■ **Work to do**
The exercise asks you to copy every line below in which "Christian" appears.

■ **Records supplied**
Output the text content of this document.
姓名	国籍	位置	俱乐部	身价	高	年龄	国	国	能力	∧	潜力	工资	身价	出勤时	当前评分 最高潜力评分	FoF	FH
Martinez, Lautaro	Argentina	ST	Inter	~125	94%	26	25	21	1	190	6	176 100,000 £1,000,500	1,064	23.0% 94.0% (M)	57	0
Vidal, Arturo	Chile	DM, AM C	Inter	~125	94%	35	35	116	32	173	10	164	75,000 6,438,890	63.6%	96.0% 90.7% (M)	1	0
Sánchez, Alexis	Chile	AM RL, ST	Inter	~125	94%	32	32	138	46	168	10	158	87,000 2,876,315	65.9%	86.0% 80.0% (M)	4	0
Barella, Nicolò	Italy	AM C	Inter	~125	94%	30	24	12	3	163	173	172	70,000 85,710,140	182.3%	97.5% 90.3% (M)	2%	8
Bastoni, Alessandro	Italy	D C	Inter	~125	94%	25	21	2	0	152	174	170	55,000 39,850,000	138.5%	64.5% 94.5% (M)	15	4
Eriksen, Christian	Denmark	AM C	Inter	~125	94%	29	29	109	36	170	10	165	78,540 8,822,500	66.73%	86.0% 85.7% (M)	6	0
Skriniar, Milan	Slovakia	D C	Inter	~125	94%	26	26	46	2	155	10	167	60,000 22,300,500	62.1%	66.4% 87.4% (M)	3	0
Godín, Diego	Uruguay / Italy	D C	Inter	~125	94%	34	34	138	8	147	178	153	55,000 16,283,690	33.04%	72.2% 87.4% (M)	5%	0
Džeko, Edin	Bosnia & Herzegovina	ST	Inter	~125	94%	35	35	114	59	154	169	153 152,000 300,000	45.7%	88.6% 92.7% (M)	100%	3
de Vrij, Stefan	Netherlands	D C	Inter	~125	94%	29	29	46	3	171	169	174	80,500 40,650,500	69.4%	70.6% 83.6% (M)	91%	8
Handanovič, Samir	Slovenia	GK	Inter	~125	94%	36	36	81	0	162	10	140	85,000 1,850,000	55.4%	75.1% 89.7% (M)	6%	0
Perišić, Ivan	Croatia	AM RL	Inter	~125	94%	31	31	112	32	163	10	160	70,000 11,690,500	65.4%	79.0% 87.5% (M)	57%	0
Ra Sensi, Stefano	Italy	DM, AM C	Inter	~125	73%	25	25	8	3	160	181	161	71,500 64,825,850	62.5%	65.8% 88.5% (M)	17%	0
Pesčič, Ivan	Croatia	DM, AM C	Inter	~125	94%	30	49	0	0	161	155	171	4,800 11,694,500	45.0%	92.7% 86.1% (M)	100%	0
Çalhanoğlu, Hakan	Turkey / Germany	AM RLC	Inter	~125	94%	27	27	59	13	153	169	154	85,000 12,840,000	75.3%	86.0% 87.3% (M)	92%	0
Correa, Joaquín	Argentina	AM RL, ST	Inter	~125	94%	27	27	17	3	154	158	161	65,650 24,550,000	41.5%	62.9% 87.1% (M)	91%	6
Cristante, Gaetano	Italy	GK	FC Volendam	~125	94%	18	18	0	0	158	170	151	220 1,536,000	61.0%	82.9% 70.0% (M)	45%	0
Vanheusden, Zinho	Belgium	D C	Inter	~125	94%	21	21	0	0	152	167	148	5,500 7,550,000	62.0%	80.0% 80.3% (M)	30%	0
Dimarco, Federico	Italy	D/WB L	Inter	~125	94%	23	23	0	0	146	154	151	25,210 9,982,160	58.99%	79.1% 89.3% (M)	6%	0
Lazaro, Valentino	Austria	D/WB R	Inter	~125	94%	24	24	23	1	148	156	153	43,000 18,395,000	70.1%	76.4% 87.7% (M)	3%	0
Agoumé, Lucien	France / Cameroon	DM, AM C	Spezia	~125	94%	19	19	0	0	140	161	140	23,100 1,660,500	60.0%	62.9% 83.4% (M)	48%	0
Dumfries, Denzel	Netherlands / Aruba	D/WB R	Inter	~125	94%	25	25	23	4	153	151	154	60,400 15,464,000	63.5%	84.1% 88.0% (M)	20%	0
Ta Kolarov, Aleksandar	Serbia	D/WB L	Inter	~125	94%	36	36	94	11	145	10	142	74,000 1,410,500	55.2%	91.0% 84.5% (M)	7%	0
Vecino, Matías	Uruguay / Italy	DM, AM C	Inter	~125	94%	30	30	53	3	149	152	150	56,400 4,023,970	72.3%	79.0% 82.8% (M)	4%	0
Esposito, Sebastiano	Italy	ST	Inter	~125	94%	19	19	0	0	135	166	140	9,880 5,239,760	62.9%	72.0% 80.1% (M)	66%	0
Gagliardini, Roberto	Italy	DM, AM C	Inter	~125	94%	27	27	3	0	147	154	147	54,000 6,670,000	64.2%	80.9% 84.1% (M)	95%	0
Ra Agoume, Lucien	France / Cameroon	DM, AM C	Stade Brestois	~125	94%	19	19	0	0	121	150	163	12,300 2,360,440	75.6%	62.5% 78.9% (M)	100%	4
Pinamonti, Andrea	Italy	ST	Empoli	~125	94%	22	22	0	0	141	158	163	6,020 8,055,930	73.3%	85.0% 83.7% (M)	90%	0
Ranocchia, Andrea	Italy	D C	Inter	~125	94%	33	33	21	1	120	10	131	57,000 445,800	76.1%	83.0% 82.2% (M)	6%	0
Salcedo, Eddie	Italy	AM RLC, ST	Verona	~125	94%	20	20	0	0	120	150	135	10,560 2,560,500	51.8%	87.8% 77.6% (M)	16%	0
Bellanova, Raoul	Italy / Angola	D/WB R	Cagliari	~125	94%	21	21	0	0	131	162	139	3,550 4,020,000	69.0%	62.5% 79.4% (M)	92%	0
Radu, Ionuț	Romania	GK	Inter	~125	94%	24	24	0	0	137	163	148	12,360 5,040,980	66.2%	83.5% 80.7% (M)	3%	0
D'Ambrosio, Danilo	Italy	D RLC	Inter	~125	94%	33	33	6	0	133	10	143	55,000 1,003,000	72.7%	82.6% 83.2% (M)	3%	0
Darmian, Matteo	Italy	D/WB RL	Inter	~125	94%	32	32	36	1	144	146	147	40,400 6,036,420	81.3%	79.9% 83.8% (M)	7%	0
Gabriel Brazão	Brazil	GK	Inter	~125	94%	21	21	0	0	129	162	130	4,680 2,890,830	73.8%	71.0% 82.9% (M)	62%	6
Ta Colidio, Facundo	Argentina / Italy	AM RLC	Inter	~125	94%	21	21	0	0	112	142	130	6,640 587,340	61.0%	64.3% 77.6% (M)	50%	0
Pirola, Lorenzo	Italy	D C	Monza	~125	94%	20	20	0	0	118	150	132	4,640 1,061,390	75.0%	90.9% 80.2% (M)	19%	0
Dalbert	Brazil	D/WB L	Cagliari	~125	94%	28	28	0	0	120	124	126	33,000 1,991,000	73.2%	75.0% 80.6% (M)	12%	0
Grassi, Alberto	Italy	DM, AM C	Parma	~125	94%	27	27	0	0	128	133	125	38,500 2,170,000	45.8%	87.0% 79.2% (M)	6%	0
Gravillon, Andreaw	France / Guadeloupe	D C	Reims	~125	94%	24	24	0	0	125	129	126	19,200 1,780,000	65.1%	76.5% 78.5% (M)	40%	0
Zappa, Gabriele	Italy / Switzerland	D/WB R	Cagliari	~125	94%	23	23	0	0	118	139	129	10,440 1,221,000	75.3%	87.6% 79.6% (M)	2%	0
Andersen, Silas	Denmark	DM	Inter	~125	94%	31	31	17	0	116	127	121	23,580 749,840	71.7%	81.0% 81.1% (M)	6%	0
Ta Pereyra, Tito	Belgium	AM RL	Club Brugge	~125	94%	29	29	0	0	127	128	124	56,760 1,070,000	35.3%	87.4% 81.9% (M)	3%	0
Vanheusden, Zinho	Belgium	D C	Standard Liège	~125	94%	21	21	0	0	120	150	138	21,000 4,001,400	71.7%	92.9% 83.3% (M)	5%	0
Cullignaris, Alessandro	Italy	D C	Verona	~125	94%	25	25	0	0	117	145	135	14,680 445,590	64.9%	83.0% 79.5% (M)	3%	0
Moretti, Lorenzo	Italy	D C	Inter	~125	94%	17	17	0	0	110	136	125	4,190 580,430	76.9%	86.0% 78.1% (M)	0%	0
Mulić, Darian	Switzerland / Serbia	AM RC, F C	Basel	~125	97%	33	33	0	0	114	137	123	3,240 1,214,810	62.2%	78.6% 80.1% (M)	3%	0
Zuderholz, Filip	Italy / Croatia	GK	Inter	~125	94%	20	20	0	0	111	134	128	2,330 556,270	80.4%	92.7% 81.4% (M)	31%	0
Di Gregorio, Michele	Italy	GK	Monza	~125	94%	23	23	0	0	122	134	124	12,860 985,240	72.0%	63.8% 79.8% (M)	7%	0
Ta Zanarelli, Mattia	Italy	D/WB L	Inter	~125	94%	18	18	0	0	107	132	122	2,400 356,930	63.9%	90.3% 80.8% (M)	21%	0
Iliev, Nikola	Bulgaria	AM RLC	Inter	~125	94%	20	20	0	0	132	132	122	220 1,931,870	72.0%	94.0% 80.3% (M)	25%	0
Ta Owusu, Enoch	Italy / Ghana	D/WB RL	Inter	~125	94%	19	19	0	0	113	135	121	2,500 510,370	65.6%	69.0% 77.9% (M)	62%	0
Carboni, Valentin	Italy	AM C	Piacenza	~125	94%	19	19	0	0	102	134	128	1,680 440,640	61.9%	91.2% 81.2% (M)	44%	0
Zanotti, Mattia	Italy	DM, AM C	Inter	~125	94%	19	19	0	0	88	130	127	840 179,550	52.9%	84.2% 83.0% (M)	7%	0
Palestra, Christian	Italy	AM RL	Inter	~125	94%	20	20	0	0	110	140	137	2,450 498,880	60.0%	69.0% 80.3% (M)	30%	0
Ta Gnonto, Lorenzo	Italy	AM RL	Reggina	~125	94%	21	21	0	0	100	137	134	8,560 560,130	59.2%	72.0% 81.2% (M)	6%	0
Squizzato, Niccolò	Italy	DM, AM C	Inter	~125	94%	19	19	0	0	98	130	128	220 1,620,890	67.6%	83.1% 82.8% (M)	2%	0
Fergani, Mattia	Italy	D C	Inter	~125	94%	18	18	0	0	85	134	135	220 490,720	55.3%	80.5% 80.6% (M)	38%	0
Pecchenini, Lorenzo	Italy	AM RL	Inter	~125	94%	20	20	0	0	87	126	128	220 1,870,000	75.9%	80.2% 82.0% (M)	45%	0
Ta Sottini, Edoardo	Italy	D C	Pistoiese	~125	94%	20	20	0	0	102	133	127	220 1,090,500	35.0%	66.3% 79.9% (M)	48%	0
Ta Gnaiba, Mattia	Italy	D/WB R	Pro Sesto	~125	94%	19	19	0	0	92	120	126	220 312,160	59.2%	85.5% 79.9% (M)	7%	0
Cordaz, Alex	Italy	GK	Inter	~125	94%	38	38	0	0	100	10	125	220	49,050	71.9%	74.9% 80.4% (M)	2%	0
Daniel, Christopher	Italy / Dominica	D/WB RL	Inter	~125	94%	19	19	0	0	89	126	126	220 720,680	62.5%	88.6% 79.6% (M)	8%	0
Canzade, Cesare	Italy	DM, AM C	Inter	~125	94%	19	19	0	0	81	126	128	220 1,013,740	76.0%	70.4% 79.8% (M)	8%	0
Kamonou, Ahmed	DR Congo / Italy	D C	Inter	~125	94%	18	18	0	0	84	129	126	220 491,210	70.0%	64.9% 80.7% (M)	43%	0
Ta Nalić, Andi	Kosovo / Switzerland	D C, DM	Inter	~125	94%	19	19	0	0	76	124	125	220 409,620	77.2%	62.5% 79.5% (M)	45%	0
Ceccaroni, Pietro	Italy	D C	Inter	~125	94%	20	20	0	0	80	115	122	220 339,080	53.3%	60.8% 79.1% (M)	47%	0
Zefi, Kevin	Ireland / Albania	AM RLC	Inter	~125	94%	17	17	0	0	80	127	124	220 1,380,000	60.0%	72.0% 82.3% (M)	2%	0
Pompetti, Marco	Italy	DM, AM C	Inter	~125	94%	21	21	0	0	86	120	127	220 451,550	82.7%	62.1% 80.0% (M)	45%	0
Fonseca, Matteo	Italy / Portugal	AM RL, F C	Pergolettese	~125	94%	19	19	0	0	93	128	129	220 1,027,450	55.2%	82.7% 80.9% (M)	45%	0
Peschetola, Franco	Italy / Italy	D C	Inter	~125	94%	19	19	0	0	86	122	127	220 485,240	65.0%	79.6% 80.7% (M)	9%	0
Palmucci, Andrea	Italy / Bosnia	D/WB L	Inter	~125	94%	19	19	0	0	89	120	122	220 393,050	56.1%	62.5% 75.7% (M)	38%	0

■ **Completed exercise**
Eriksen, Christian	Denmark	AM C	Inter	~125	94%	29	29	109	36	170	10	165	78,540 8,822,500	66.73%	86.0% 85.7% (M)	6	0
Palestra, Christian	Italy	AM RL	Inter	~125	94%	20	20	0	0	110	140	137	2,450 498,880	60.0%	69.0% 80.3% (M)	30%	0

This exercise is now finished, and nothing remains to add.